• [PROBLEM STATEMENT]
Output the whole listing with nothing altered.

• [TASK MATERIAL]
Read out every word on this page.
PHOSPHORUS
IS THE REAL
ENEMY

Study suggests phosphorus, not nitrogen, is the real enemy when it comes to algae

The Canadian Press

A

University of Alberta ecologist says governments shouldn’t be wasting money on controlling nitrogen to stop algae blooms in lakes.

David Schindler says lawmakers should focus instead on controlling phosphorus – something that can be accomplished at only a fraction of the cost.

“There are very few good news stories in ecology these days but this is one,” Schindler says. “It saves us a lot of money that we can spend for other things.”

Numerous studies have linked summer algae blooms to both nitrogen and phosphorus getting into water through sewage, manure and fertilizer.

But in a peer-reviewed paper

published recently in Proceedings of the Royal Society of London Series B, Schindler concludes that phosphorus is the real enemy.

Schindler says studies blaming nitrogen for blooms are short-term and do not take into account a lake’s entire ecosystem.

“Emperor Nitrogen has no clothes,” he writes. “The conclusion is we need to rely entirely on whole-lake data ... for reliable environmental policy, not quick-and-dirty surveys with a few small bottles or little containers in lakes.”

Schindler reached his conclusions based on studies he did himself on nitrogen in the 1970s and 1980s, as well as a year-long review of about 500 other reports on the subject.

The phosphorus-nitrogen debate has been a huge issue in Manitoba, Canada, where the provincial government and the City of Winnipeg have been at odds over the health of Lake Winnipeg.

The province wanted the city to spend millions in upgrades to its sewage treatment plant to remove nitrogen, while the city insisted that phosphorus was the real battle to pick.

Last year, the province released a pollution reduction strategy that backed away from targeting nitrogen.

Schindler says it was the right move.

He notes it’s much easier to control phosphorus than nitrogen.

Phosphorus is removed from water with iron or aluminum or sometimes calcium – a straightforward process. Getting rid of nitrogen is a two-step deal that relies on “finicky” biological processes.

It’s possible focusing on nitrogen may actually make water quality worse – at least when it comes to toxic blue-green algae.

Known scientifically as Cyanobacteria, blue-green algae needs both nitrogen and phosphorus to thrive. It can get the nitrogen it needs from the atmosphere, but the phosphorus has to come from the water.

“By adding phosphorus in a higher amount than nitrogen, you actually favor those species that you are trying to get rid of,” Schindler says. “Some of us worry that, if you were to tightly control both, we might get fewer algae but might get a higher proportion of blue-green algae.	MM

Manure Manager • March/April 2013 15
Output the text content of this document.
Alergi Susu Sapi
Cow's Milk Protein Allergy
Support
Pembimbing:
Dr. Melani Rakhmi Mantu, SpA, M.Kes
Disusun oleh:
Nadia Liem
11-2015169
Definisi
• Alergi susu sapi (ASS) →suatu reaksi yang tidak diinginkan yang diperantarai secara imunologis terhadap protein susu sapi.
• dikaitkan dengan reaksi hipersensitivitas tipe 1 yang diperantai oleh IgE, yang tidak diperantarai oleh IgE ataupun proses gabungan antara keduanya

• [ANSWER TO THE PROBLEM]
Read out every word on this page.
PHOSPHORUS
IS THE REAL
ENEMY

Study suggests phosphorus, not nitrogen, is the real enemy when it comes to algae

The Canadian Press

A

University of Alberta ecologist says governments shouldn’t be wasting money on controlling nitrogen to stop algae blooms in lakes.

David Schindler says lawmakers should focus instead on controlling phosphorus – something that can be accomplished at only a fraction of the cost.

“There are very few good news stories in ecology these days but this is one,” Schindler says. “It saves us a lot of money that we can spend for other things.”

Numerous studies have linked summer algae blooms to both nitrogen and phosphorus getting into water through sewage, manure and fertilizer.

But in a peer-reviewed paper

published recently in Proceedings of the Royal Society of London Series B, Schindler concludes that phosphorus is the real enemy.

Schindler says studies blaming nitrogen for blooms are short-term and do not take into account a lake’s entire ecosystem.

“Emperor Nitrogen has no clothes,” he writes. “The conclusion is we need to rely entirely on whole-lake data ... for reliable environmental policy, not quick-and-dirty surveys with a few small bottles or little containers in lakes.”

Schindler reached his conclusions based on studies he did himself on nitrogen in the 1970s and 1980s, as well as a year-long review of about 500 other reports on the subject.

The phosphorus-nitrogen debate has been a huge issue in Manitoba, Canada, where the provincial government and the City of Winnipeg have been at odds over the health of Lake Winnipeg.

The province wanted the city to spend millions in upgrades to its sewage treatment plant to remove nitrogen, while the city insisted that phosphorus was the real battle to pick.

Last year, the province released a pollution reduction strategy that backed away from targeting nitrogen.

Schindler says it was the right move.

He notes it’s much easier to control phosphorus than nitrogen.

Phosphorus is removed from water with iron or aluminum or sometimes calcium – a straightforward process. Getting rid of nitrogen is a two-step deal that relies on “finicky” biological processes.

It’s possible focusing on nitrogen may actually make water quality worse – at least when it comes to toxic blue-green algae.

Known scientifically as Cyanobacteria, blue-green algae needs both nitrogen and phosphorus to thrive. It can get the nitrogen it needs from the atmosphere, but the phosphorus has to come from the water.

“By adding phosphorus in a higher amount than nitrogen, you actually favor those species that you are trying to get rid of,” Schindler says. “Some of us worry that, if you were to tightly control both, we might get fewer algae but might get a higher proportion of blue-green algae.	MM

Manure Manager • March/April 2013 15
Output the text content of this document.
Alergi Susu Sapi
Cow's Milk Protein Allergy
Support
Pembimbing:
Dr. Melani Rakhmi Mantu, SpA, M.Kes
Disusun oleh:
Nadia Liem
11-2015169
Definisi
• Alergi susu sapi (ASS) →suatu reaksi yang tidak diinginkan yang diperantarai secara imunologis terhadap protein susu sapi.
• dikaitkan dengan reaksi hipersensitivitas tipe 1 yang diperantai oleh IgE, yang tidak diperantarai oleh IgE ataupun proses gabungan antara keduanya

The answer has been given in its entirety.